START

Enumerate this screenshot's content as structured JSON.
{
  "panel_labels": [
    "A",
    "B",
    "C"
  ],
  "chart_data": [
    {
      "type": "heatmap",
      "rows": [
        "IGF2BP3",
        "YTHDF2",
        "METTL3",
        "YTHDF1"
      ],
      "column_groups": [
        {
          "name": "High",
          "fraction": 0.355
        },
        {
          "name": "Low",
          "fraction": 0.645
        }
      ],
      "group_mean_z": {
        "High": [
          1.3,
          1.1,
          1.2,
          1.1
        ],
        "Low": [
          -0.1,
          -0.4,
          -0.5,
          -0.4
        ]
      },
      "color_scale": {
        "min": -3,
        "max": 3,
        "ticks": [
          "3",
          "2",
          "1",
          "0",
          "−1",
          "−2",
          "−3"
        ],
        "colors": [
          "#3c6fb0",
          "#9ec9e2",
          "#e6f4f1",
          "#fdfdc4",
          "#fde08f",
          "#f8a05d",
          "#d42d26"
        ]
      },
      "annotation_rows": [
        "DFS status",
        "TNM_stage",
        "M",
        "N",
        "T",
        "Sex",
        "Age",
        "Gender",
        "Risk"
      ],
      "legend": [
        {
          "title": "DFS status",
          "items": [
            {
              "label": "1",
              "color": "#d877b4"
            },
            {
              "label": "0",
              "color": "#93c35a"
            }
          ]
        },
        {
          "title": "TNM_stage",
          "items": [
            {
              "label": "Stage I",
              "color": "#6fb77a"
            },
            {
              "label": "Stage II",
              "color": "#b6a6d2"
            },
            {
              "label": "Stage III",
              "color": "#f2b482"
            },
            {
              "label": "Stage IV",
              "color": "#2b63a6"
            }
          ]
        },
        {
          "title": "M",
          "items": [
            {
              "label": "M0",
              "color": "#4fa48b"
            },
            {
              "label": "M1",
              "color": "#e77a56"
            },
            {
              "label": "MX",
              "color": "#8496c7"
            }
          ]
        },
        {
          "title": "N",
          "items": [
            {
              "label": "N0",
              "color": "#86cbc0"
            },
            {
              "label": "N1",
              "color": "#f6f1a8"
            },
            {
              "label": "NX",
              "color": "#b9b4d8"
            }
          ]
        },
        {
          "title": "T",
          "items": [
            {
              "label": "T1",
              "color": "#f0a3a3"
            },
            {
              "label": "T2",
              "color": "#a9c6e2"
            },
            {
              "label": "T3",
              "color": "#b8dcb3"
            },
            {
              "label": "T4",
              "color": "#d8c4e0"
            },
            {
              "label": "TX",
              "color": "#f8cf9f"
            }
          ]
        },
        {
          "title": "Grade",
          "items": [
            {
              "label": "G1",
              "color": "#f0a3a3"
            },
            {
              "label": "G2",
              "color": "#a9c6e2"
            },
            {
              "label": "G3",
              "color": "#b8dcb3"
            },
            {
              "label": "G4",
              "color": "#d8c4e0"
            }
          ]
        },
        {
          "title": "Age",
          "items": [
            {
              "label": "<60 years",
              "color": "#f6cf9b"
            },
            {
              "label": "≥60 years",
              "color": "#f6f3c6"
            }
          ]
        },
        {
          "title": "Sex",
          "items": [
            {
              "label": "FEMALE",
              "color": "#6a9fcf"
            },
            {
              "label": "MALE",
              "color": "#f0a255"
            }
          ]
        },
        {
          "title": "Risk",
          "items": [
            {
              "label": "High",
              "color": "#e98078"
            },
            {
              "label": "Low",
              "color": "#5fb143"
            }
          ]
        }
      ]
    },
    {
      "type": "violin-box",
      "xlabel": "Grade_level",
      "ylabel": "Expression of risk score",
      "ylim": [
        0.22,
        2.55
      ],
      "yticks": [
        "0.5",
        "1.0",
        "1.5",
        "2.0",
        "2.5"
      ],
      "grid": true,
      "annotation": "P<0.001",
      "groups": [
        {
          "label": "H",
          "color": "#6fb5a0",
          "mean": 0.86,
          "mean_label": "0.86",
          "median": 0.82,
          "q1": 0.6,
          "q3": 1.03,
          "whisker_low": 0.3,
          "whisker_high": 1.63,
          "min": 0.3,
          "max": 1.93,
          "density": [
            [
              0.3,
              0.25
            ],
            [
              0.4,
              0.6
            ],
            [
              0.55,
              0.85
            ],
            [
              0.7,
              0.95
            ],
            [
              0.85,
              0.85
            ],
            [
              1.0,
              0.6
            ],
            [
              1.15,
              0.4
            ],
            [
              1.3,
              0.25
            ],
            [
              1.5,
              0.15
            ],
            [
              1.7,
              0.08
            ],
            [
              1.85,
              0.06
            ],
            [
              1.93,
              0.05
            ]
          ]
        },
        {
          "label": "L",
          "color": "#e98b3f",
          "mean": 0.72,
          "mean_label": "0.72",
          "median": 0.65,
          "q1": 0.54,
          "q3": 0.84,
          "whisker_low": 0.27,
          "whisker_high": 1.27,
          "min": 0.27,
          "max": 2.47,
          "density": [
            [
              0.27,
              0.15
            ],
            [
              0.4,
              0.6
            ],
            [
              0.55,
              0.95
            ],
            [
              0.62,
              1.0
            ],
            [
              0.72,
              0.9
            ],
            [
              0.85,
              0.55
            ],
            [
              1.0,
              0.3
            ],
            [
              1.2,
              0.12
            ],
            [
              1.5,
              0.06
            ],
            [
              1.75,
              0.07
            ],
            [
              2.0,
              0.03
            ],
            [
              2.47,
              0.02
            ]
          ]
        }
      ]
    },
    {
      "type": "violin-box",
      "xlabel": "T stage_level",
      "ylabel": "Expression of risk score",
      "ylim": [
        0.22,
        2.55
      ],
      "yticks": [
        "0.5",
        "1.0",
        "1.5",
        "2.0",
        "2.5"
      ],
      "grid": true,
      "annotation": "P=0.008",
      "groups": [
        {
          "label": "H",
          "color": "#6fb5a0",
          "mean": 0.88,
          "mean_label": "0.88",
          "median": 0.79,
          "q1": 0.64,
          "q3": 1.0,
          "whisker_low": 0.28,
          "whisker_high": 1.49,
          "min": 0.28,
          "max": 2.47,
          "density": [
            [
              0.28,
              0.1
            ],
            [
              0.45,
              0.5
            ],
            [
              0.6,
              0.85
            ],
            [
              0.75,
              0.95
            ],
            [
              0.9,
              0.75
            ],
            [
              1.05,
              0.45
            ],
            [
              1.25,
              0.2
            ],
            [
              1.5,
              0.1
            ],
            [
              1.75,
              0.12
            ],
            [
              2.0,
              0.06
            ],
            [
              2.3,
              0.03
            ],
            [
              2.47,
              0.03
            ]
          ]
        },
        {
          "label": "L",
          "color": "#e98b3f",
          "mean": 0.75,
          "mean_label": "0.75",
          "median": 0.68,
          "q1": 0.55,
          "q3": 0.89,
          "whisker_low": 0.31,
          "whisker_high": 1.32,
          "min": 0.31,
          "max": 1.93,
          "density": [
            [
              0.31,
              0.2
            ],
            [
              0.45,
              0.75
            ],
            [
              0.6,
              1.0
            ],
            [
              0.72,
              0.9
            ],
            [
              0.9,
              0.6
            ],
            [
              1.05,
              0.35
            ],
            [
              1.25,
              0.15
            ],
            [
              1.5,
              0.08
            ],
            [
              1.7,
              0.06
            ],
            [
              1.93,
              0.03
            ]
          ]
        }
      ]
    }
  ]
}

END

What the exercise asks:
Out of the material above, select every line that holds the string "xlabel".

Response to the task:
      "xlabel": "Grade_level",
      "xlabel": "T stage_level",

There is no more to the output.